Description of the task:
Copy out the mailing list post about spammers' new tricks word for word, in full.

BEGIN Excerpted text

Mailing List Archive

Spammer's new tricks
Recently, I've seen a lot of spam with either a lot of random words
appended to the bottom, or even whole unrelated paragraphs from news
reports or other random rubbish. I assume this is meant to mess up bayes
filtering...

I doubt I'm the only one seeing this phenomenon. I'm interested as to
what kind of effect this will have, if any, on SA's scoring/bayes
analysis of mail?

END Excerpted text
BEGIN Supplied material

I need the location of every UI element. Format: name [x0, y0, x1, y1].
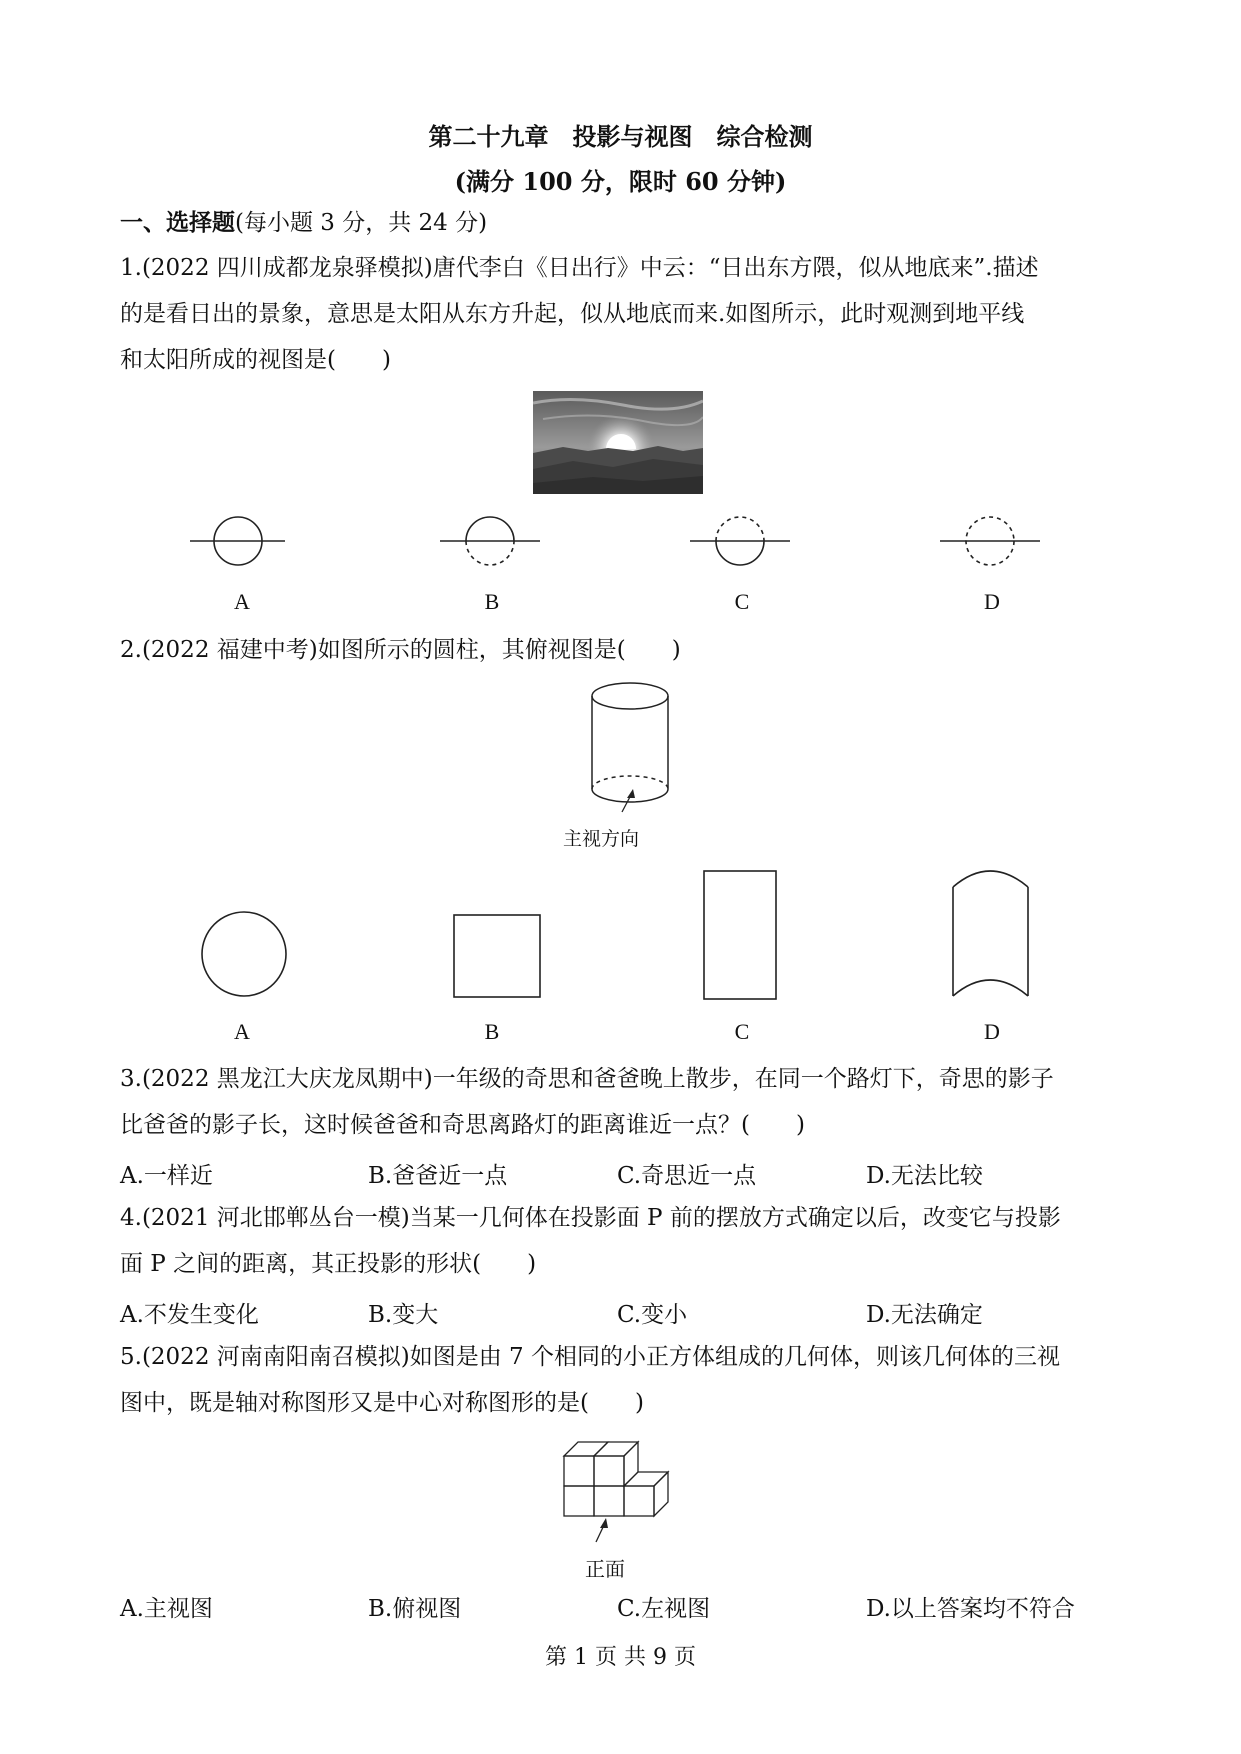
q5-line-2: 图中，既是轴对称图形又是中心对称图形的是( )	[120, 1390, 644, 1416]
q1-line-3: 和太阳所成的视图是( )	[120, 347, 391, 373]
q4-option-a: A.不发生变化	[120, 1302, 259, 1328]
q2-figure-d	[948, 863, 1034, 1003]
q4-option-b: B.变大	[368, 1302, 439, 1328]
q2-figure-c	[700, 869, 780, 1003]
q1-figure-b	[440, 508, 540, 574]
page-number: 第 1 页 共 9 页	[545, 1645, 696, 1670]
section-heading	[120, 208, 1130, 238]
q1-figure-d	[940, 508, 1040, 574]
q2-label-b: B	[484, 1019, 500, 1044]
q3-option-d: D.无法比较	[866, 1163, 983, 1189]
section-title: 一、选择题	[120, 209, 235, 236]
q1-line-1: 1.(2022 四川成都龙泉驿模拟)唐代李白《日出行》中云：“日出东方隈，似从地底来”.描述	[120, 255, 1039, 281]
q1-line-2: 的是看日出的景象，意思是太阳从东方升起，似从地底而来.如图所示，此时观测到地平线	[120, 301, 1025, 327]
q4-line-2: 面 P 之间的距离，其正投影的形状( )	[120, 1251, 537, 1277]
q3-option-c: C.奇思近一点	[617, 1163, 757, 1189]
q1-label-b: B	[484, 589, 500, 614]
q4-line-1: 4.(2021 河北邯郸丛台一模)当某一几何体在投影面 P 前的摆放方式确定以后，改变它与投影	[120, 1205, 1061, 1231]
cubes-caption: 正面	[585, 1557, 625, 1581]
q5-option-b: B.俯视图	[368, 1596, 462, 1622]
cubes-figure	[560, 1432, 680, 1550]
q2-label-a: A	[234, 1019, 250, 1044]
q2-line-1: 2.(2022 福建中考)如图所示的圆柱，其俯视图是( )	[120, 637, 681, 663]
q4-option-c: C.变小	[617, 1302, 688, 1328]
cylinder-figure	[586, 676, 676, 816]
page-title: 第二十九章 投影与视图 综合检测	[428, 122, 813, 151]
q2-label-c: C	[734, 1019, 750, 1044]
cylinder-caption: 主视方向	[563, 828, 640, 850]
q1-figure-a	[190, 508, 290, 574]
q5-option-a: A.主视图	[120, 1596, 213, 1622]
q2-label-d: D	[984, 1019, 1000, 1044]
q1-label-c: C	[734, 589, 750, 614]
q5-option-c: C.左视图	[617, 1596, 711, 1622]
q3-option-a: A.一样近	[120, 1163, 213, 1189]
q3-option-b: B.爸爸近一点	[368, 1163, 508, 1189]
sunrise-photo	[533, 391, 703, 494]
q1-label-a: A	[234, 589, 250, 614]
q4-option-d: D.无法确定	[866, 1302, 983, 1328]
q3-line-1: 3.(2022 黑龙江大庆龙凤期中)一年级的奇思和爸爸晚上散步，在同一个路灯下，奇思的影子	[120, 1066, 1054, 1092]
page-subtitle: (满分 100 分，限时 60 分钟)	[454, 167, 787, 196]
q1-figure-c	[690, 508, 790, 574]
section-note: (每小题 3 分，共 24 分)	[235, 210, 488, 236]
q2-figure-b	[451, 913, 543, 999]
q1-label-d: D	[984, 589, 1000, 614]
q3-line-2: 比爸爸的影子长，这时候爸爸和奇思离路灯的距离谁近一点？( )	[120, 1112, 805, 1138]
q5-line-1: 5.(2022 河南南阳南召模拟)如图是由 7 个相同的小正方体组成的几何体，则该几何体的三视	[120, 1344, 1060, 1370]
q5-option-d: D.以上答案均不符合	[866, 1596, 1075, 1622]
q2-figure-a	[200, 910, 290, 1000]
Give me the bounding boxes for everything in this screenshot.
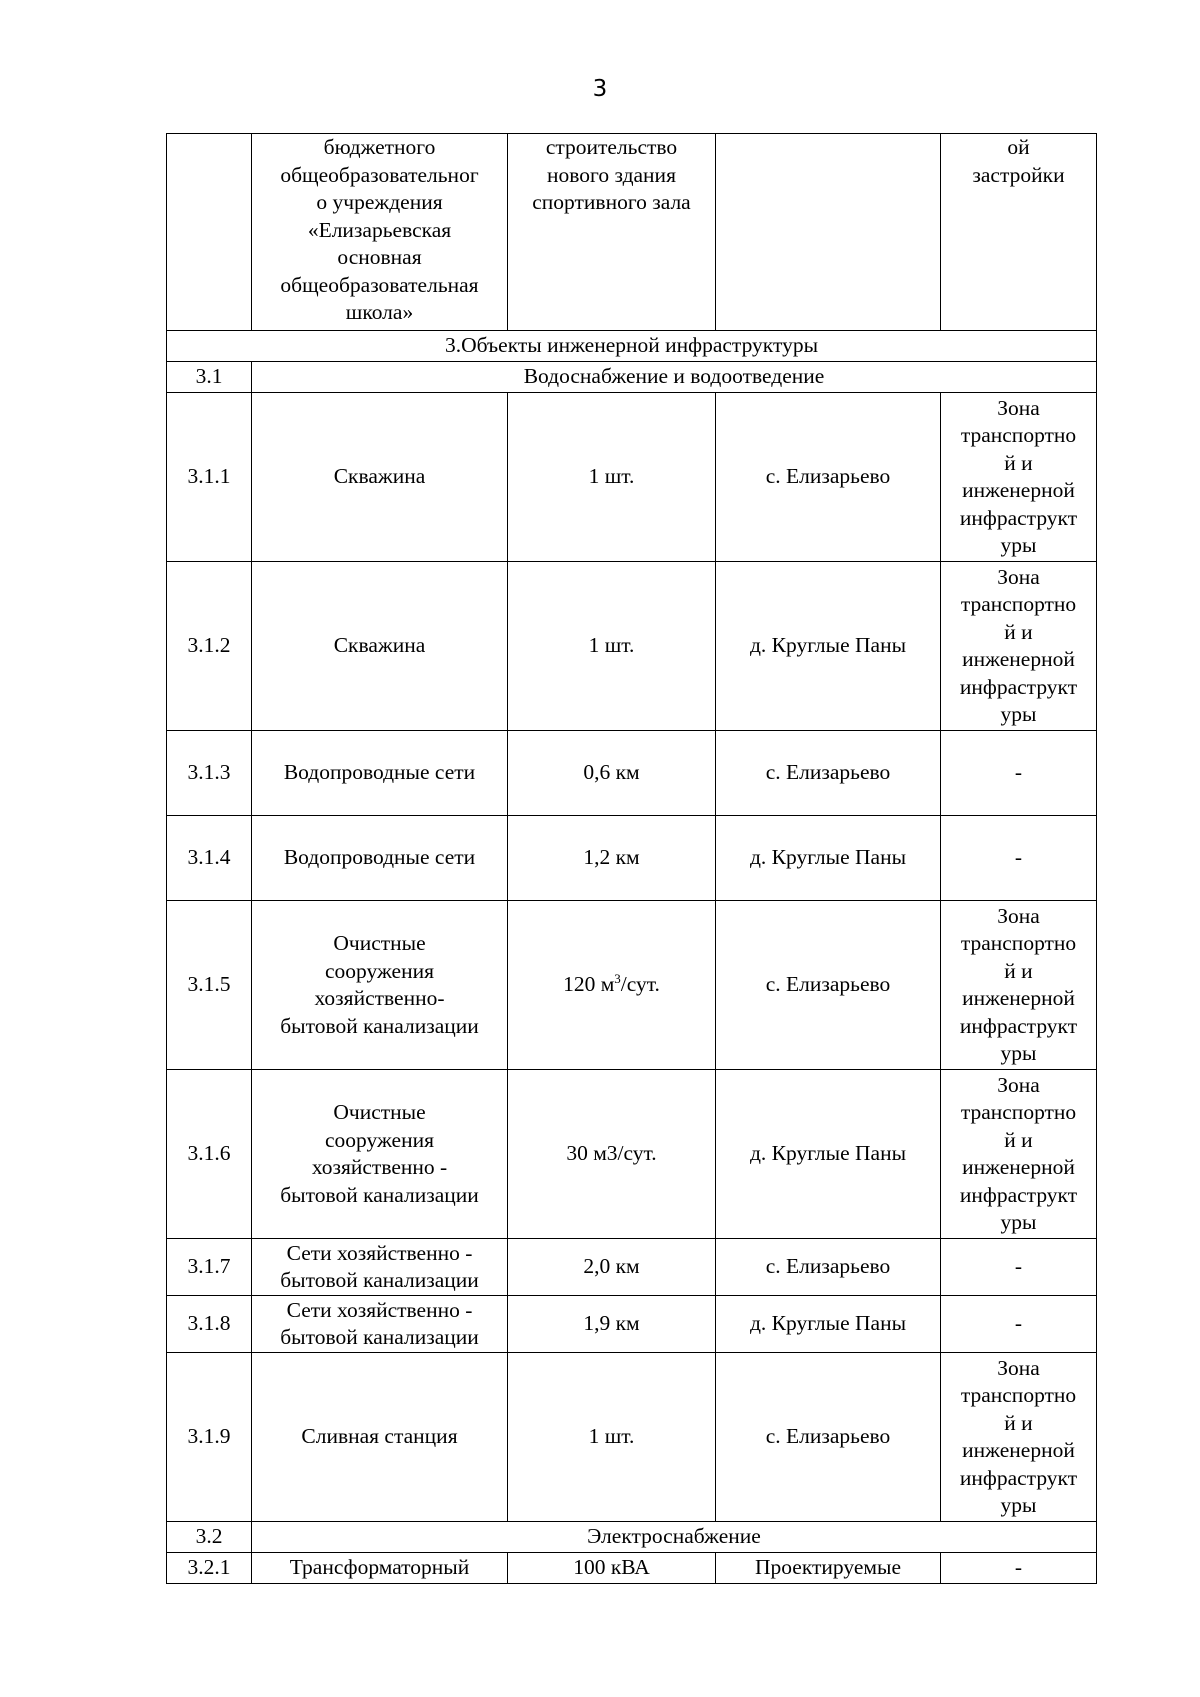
cell-location: д. Круглые Паны	[716, 1070, 941, 1239]
cell-object-name: Трансформаторный	[252, 1553, 508, 1584]
cell-zone: Зона транспортно й и инженерной инфраструкт уры	[941, 562, 1097, 731]
cell-amount: 1,9 км	[508, 1296, 716, 1353]
subsection-number: 3.2	[167, 1522, 252, 1553]
cell-amount: 1 шт.	[508, 393, 716, 562]
cell-location: с. Елизарьево	[716, 393, 941, 562]
cell-amount: 2,0 км	[508, 1239, 716, 1296]
subsection-number: 3.1	[167, 362, 252, 393]
cell-num: 3.1.1	[167, 393, 252, 562]
cell-location: с. Елизарьево	[716, 901, 941, 1070]
cell-object-name: Сливная станция	[252, 1353, 508, 1522]
section-title: 3.Объекты инженерной инфраструктуры	[167, 331, 1097, 362]
section-header-row	[167, 331, 1097, 362]
cell-zone: -	[941, 1296, 1097, 1353]
cell-amount: 0,6 км	[508, 731, 716, 816]
table-row	[167, 731, 1097, 816]
cell-amount: 1 шт.	[508, 1353, 716, 1522]
cell-zone: ой застройки	[941, 134, 1097, 331]
table-row-continued	[167, 134, 1097, 331]
table-row	[167, 1296, 1097, 1353]
cell-num: 3.1.3	[167, 731, 252, 816]
page-number: 3	[592, 76, 608, 102]
cell-location: д. Круглые Паны	[716, 816, 941, 901]
cell-zone: -	[941, 1553, 1097, 1584]
cell-description: строительство нового здания спортивного зала	[508, 134, 716, 331]
cell-amount: 1 шт.	[508, 562, 716, 731]
subsection-row	[167, 1522, 1097, 1553]
cell-object-name: Водопроводные сети	[252, 731, 508, 816]
cell-zone: Зона транспортно й и инженерной инфраструкт уры	[941, 1353, 1097, 1522]
table-row	[167, 1070, 1097, 1239]
table-row	[167, 562, 1097, 731]
cell-amount: 30 м3/сут.	[508, 1070, 716, 1239]
cell-object-name: бюджетного общеобразовательног о учреждения «Елизарьевская основная общеобразовательная школа»	[252, 134, 508, 331]
cell-num: 3.1.9	[167, 1353, 252, 1522]
table-row	[167, 901, 1097, 1070]
cell-zone: Зона транспортно й и инженерной инфраструкт уры	[941, 393, 1097, 562]
cell-location: с. Елизарьево	[716, 1353, 941, 1522]
cell-object-name: Скважина	[252, 562, 508, 731]
table-row	[167, 393, 1097, 562]
cell-zone: -	[941, 816, 1097, 901]
table-row	[167, 1353, 1097, 1522]
cell-object-name: Сети хозяйственно - бытовой канализации	[252, 1296, 508, 1353]
cell-location: с. Елизарьево	[716, 731, 941, 816]
cell-num	[167, 134, 252, 331]
subsection-row	[167, 362, 1097, 393]
cell-object-name: Очистные сооружения хозяйственно - бытовой канализации	[252, 1070, 508, 1239]
cell-num: 3.1.2	[167, 562, 252, 731]
cell-object-name: Сети хозяйственно - бытовой канализации	[252, 1239, 508, 1296]
cell-object-name: Водопроводные сети	[252, 816, 508, 901]
cell-amount: 100 кВА	[508, 1553, 716, 1584]
cell-zone: -	[941, 731, 1097, 816]
cell-object-name: Скважина	[252, 393, 508, 562]
cell-location	[716, 134, 941, 331]
subsection-title: Электроснабжение	[252, 1522, 1097, 1553]
cell-num: 3.1.6	[167, 1070, 252, 1239]
cell-amount: 1,2 км	[508, 816, 716, 901]
cell-location: Проектируемые	[716, 1553, 941, 1584]
table-row	[167, 1553, 1097, 1584]
subsection-title: Водоснабжение и водоотведение	[252, 362, 1097, 393]
table-row	[167, 816, 1097, 901]
cell-num: 3.1.5	[167, 901, 252, 1070]
cell-object-name: Очистные сооружения хозяйственно- бытовой канализации	[252, 901, 508, 1070]
cell-num: 3.2.1	[167, 1553, 252, 1584]
objects-table	[166, 133, 1097, 1584]
cell-zone: -	[941, 1239, 1097, 1296]
cell-location: д. Круглые Паны	[716, 1296, 941, 1353]
cell-location: с. Елизарьево	[716, 1239, 941, 1296]
cell-num: 3.1.7	[167, 1239, 252, 1296]
cell-location: д. Круглые Паны	[716, 562, 941, 731]
cell-zone: Зона транспортно й и инженерной инфраструкт уры	[941, 901, 1097, 1070]
cell-zone: Зона транспортно й и инженерной инфраструкт уры	[941, 1070, 1097, 1239]
cell-amount: 120 $м^3$/сут.	[508, 901, 716, 1070]
table-row	[167, 1239, 1097, 1296]
cell-num: 3.1.8	[167, 1296, 252, 1353]
cell-num: 3.1.4	[167, 816, 252, 901]
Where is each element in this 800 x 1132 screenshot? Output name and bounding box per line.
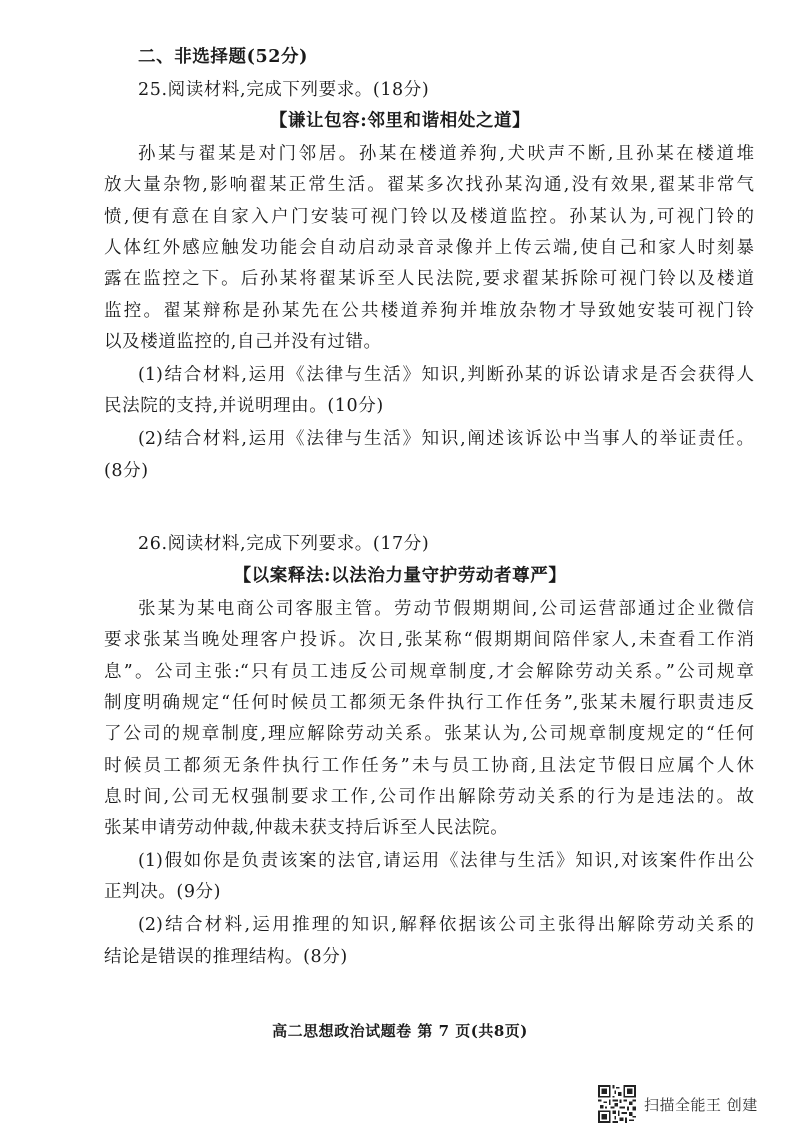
section-heading: 二、非选择题(52分) [138, 47, 309, 67]
question-26-material-line: 息时间,公司无权强制要求工作,公司作出解除劳动关系的行为是违法的。故 [104, 787, 754, 807]
question-26-sub1-line: (1)假如你是负责该案的法官,请运用《法律与生活》知识,对该案件作出公 [138, 851, 754, 871]
question-26-material-line: 要求张某当晚处理客户投诉。次日,张某称“假期期间陪伴家人,未查看工作消 [104, 630, 754, 650]
question-25-sub2-line: (8分) [104, 461, 149, 481]
page-footer: 高二思想政治试题卷 第 7 页(共8页) [272, 1022, 528, 1040]
question-25-material-line: 以及楼道监控的,自己并没有过错。 [104, 332, 382, 352]
question-26-material-line: 了公司的规章制度,理应解除劳动关系。张某认为,公司规章制度规定的“任何 [104, 724, 754, 744]
question-26-material-line: 时候员工都须无条件执行工作任务”未与员工协商,且法定节假日应属个人休 [104, 756, 754, 776]
question-26-material-line: 制度明确规定“任何时候员工都须无条件执行工作任务”,张某未履行职责违反 [104, 693, 754, 713]
qr-code-icon [598, 1085, 636, 1123]
question-26-title: 26.阅读材料,完成下列要求。(17分) [138, 534, 430, 554]
question-25-material-line: 放大量杂物,影响翟某正常生活。翟某多次找孙某沟通,没有效果,翟某非常气 [104, 175, 754, 195]
scanner-watermark [598, 1085, 758, 1123]
question-26-sub2-line: (2)结合材料,运用推理的知识,解释依据该公司主张得出解除劳动关系的 [138, 915, 754, 935]
question-26-sub2-line: 结论是错误的推理结构。(8分) [104, 947, 348, 967]
question-25-material-line: 人体红外感应触发功能会自动启动录音录像并上传云端,使自己和家人时刻暴 [104, 238, 754, 258]
question-25-topic: 【谦让包容:邻里和谐相处之道】 [269, 111, 531, 131]
question-25-title: 25.阅读材料,完成下列要求。(18分) [138, 80, 430, 100]
question-26-sub1-line: 正判决。(9分) [104, 882, 222, 902]
question-25-material-line: 孙某与翟某是对门邻居。孙某在楼道养狗,犬吠声不断,且孙某在楼道堆 [138, 144, 754, 164]
question-25-sub1-line: 民法院的支持,并说明理由。(10分) [104, 396, 384, 416]
question-25-material-line: 愤,便有意在自家入户门安装可视门铃以及楼道监控。孙某认为,可视门铃的 [104, 207, 754, 227]
question-26-material-line: 息”。公司主张:“只有员工违反公司规章制度,才会解除劳动关系。”公司规章 [104, 662, 754, 682]
question-26-material-line: 张某为某电商公司客服主管。劳动节假期期间,公司运营部通过企业微信 [138, 599, 754, 619]
question-25-sub2-line: (2)结合材料,运用《法律与生活》知识,阐述该诉讼中当事人的举证责任。 [138, 429, 754, 449]
question-25-sub1-line: (1)结合材料,运用《法律与生活》知识,判断孙某的诉讼请求是否会获得人 [138, 365, 754, 385]
question-26-topic: 【以案释法:以法治力量守护劳动者尊严】 [233, 566, 567, 586]
question-26-material-line: 张某申请劳动仲裁,仲裁未获支持后诉至人民法院。 [104, 818, 509, 838]
scanner-label: 扫描全能王 创建 [644, 1095, 758, 1114]
question-25-material-line: 露在监控之下。后孙某将翟某诉至人民法院,要求翟某拆除可视门铃以及楼道 [104, 269, 754, 289]
question-25-material-line: 监控。翟某辩称是孙某先在公共楼道养狗并堆放杂物才导致她安装可视门铃 [104, 301, 754, 321]
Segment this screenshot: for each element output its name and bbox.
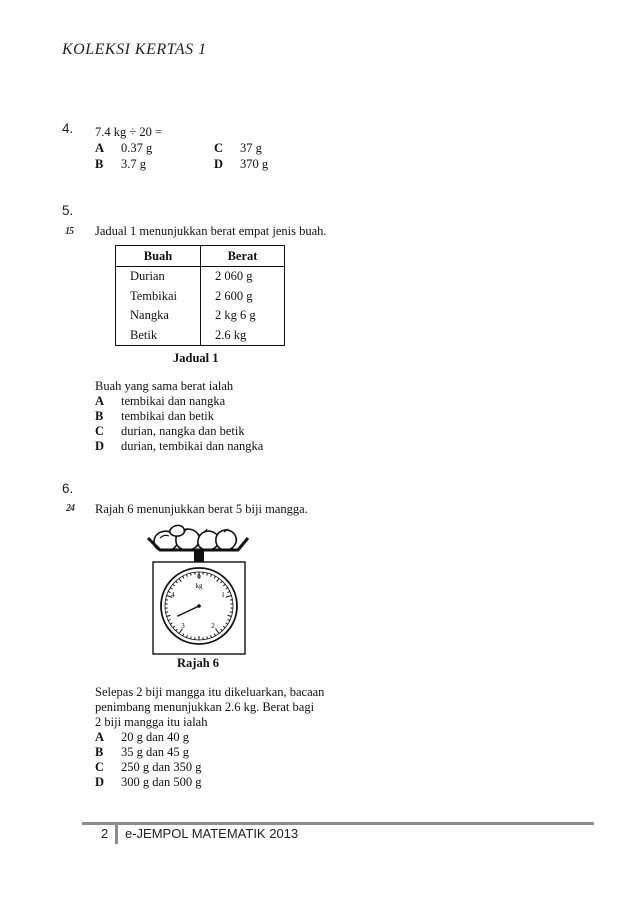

END Supplied material

Result of the exercise:
Mailing List Archive

Spammer's new tricks
Recently, I've seen a lot of spam with either a lot of random words
appended to the bottom, or even whole unrelated paragraphs from news
reports or other random rubbish. I assume this is meant to mess up bayes
filtering...

I doubt I'm the only one seeing this phenomenon. I'm interested as to
what kind of effect this will have, if any, on SA's scoring/bayes
analysis of mail?